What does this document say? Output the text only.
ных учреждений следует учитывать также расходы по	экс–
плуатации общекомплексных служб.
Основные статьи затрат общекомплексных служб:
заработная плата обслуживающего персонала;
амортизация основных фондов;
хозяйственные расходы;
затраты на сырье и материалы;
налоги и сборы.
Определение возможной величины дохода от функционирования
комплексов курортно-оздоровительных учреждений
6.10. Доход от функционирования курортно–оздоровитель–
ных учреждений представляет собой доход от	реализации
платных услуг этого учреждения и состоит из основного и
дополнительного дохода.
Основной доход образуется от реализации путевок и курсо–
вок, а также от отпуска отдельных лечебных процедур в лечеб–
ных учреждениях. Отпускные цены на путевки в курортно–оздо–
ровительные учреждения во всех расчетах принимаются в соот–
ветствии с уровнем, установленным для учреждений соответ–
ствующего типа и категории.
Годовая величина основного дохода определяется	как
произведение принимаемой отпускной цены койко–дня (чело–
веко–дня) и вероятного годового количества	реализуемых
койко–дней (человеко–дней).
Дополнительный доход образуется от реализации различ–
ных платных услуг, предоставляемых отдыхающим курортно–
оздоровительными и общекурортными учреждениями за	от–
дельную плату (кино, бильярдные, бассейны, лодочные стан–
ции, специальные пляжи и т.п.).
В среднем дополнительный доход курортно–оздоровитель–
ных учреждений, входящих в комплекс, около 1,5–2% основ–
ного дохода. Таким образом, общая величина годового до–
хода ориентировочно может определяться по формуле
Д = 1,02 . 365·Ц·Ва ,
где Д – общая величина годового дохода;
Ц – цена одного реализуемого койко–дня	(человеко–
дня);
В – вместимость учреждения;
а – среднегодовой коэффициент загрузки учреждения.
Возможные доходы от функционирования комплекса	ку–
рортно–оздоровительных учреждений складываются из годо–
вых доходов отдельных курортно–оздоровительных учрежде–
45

----------

WHAT IS ASKED
Scan the material for lines with the word "функционирования", and copy each line you find.

TASK RESULT
Определение возможной величины дохода от функционирования
6.10. Доход от функционирования курортно–оздоровитель–
Возможные доходы от функционирования комплекса	ку–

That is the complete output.